## Task statement
List all lines in the material below that contain "постановления".

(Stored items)
>> Begin

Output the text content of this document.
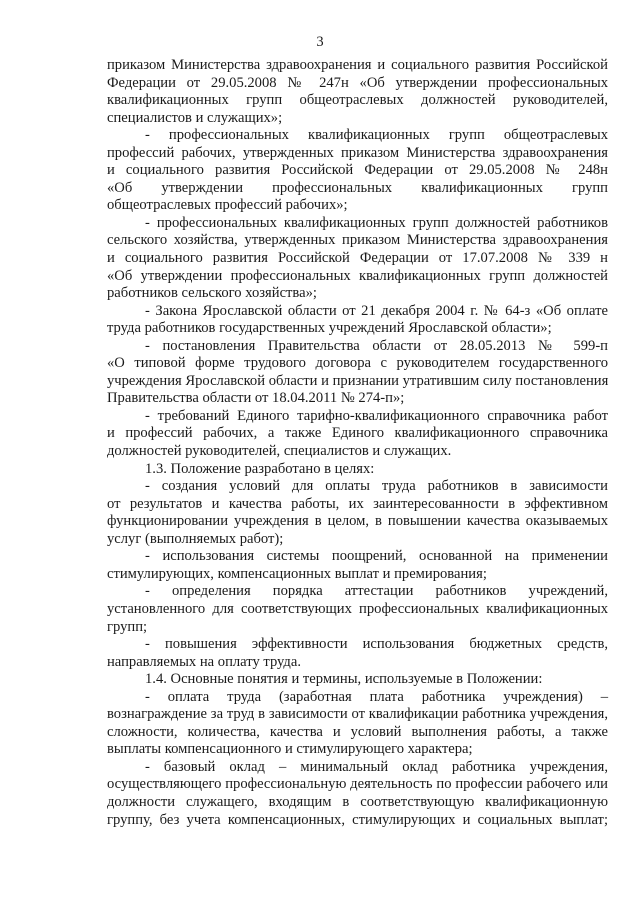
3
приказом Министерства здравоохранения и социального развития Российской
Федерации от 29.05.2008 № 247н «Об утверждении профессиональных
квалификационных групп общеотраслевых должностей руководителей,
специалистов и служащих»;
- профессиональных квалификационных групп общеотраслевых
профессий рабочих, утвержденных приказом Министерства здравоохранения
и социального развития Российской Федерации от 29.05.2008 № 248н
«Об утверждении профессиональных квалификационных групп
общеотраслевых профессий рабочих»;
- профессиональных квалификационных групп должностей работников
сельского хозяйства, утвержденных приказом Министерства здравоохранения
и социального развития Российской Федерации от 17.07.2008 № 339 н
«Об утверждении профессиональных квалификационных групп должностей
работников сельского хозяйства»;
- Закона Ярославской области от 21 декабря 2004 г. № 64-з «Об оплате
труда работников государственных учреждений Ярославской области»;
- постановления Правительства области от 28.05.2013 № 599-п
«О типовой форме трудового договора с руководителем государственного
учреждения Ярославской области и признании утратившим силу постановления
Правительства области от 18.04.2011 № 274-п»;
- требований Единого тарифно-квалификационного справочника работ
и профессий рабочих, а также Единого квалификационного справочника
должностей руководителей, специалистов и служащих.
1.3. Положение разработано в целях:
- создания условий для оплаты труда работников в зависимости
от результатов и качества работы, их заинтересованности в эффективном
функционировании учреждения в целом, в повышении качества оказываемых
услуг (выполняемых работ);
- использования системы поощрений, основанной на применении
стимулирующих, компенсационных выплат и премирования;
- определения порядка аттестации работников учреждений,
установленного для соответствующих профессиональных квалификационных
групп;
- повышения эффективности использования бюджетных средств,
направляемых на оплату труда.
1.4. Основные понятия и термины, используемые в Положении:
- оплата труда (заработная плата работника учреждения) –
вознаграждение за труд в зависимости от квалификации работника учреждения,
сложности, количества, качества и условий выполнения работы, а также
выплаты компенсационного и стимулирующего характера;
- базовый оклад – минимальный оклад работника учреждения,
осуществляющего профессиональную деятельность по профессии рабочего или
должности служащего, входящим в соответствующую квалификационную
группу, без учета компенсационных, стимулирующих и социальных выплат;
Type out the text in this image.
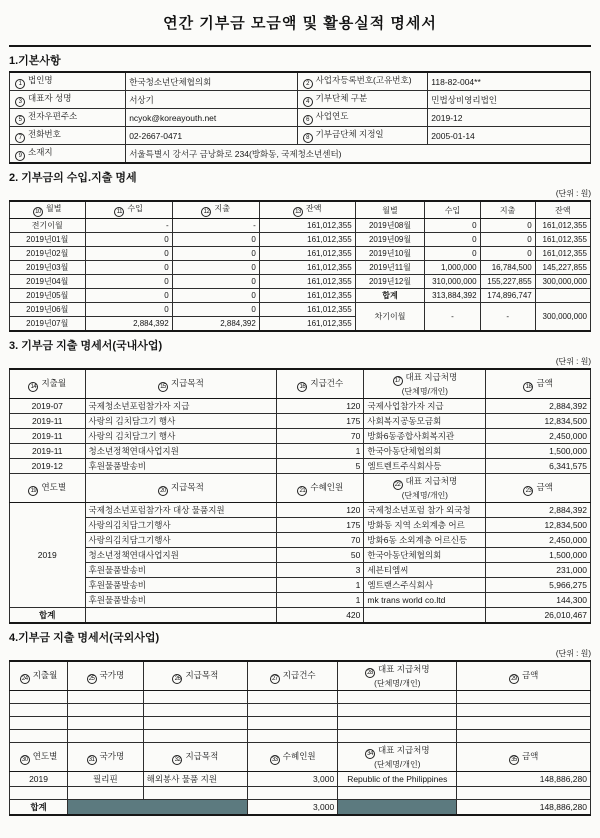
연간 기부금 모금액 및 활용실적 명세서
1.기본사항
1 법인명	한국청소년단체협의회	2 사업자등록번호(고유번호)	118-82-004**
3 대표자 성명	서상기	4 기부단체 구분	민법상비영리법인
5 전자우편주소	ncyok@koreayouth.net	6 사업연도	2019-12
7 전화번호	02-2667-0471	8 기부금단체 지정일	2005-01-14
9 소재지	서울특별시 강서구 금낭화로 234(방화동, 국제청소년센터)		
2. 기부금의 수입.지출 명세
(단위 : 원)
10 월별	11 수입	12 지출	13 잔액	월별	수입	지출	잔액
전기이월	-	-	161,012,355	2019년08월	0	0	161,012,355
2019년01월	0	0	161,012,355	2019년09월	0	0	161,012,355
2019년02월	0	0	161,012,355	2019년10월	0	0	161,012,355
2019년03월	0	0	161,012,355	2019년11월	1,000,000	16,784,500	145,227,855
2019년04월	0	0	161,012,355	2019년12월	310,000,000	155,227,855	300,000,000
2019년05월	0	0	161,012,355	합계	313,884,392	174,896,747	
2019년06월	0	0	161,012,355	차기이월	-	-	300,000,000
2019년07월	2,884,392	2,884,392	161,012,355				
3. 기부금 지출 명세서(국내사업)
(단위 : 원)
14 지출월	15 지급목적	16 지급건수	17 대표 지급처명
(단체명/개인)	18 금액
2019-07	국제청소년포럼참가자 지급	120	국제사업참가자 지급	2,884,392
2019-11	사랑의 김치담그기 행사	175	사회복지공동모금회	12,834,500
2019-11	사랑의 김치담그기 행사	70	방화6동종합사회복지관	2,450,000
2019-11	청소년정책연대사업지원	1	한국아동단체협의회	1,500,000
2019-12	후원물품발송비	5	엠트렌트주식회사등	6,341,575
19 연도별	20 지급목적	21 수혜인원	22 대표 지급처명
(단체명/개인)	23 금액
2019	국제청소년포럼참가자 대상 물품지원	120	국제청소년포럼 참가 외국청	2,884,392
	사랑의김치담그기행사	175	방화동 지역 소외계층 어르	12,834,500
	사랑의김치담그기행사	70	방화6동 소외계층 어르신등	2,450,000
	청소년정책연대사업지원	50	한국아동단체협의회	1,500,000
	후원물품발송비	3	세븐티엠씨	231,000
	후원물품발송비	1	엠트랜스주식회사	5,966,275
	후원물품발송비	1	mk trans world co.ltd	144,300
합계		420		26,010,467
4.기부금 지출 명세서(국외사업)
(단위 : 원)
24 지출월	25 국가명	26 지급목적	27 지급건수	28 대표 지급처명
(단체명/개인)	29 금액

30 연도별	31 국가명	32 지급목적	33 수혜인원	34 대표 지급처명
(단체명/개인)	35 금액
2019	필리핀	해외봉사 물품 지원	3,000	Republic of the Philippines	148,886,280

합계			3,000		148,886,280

>> End
>> Begin

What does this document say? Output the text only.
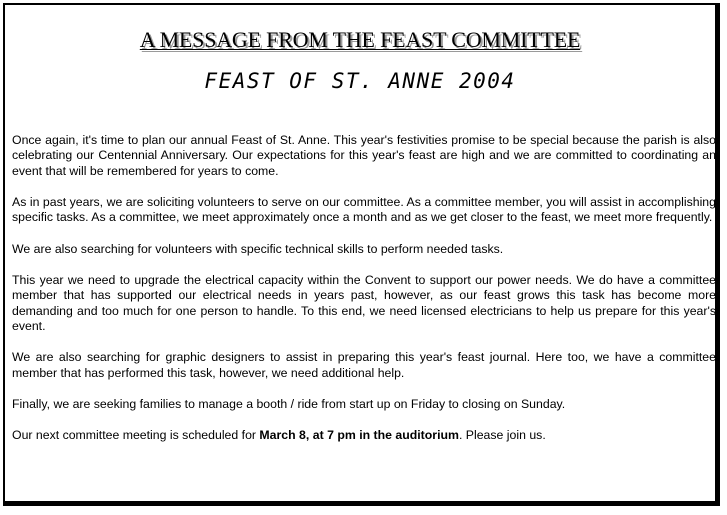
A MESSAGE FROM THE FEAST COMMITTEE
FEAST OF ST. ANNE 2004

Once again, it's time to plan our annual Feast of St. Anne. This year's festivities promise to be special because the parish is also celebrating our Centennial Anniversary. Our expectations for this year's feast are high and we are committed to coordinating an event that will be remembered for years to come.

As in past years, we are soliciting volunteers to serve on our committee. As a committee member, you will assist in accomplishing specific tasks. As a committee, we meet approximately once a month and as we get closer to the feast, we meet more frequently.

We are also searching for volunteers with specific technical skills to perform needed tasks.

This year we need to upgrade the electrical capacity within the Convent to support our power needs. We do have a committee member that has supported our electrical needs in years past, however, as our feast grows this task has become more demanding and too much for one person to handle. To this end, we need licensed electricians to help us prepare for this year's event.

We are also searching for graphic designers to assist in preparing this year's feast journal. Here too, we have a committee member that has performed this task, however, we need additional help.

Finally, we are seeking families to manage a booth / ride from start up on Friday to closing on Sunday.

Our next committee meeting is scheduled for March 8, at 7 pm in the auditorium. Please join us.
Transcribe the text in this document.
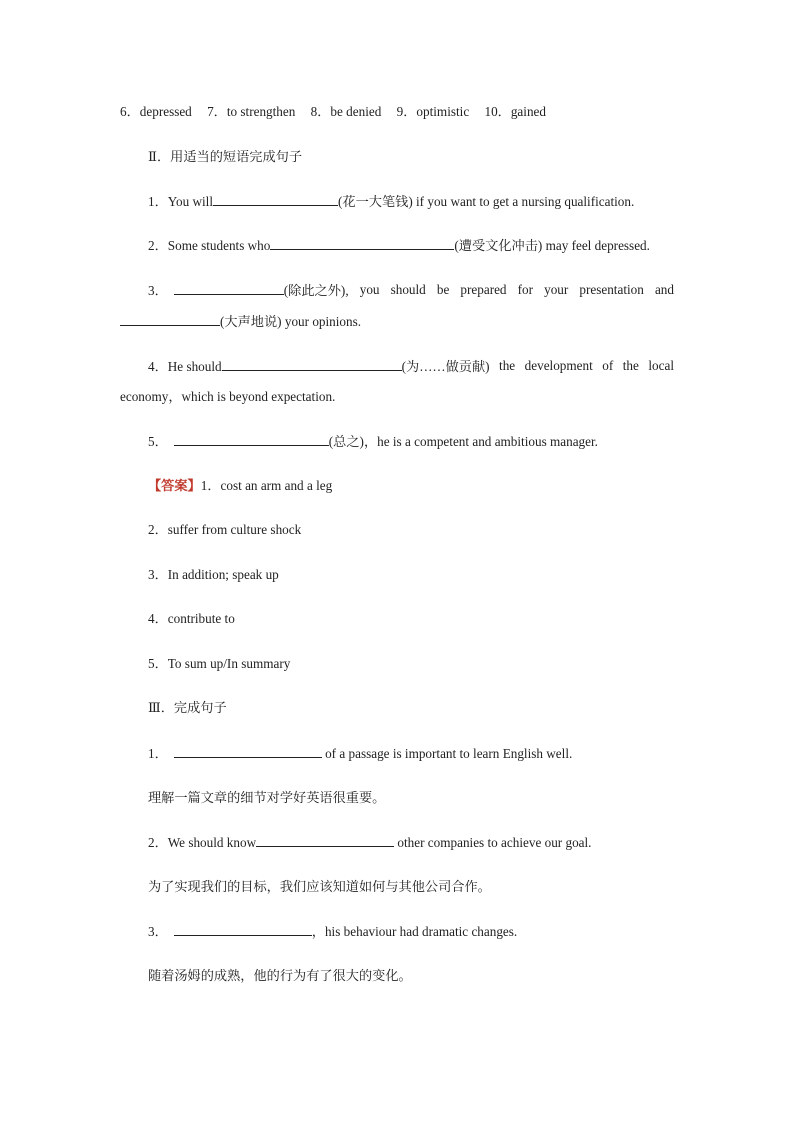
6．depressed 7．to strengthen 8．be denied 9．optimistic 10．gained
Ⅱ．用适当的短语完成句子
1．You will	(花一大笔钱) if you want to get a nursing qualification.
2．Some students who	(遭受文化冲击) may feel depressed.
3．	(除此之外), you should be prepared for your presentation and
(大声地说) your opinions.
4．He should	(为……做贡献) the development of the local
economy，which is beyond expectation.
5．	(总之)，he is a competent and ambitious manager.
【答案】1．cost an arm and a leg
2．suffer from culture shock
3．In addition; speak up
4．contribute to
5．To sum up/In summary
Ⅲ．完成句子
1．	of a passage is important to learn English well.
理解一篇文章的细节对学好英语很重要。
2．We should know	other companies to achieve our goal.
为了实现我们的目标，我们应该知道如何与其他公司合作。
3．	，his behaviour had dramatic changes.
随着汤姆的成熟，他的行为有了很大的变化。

>> End

## Written answer
- постановления Правительства области от 28.05.2013 № 599-п
учреждения Ярославской области и признании утратившим силу постановления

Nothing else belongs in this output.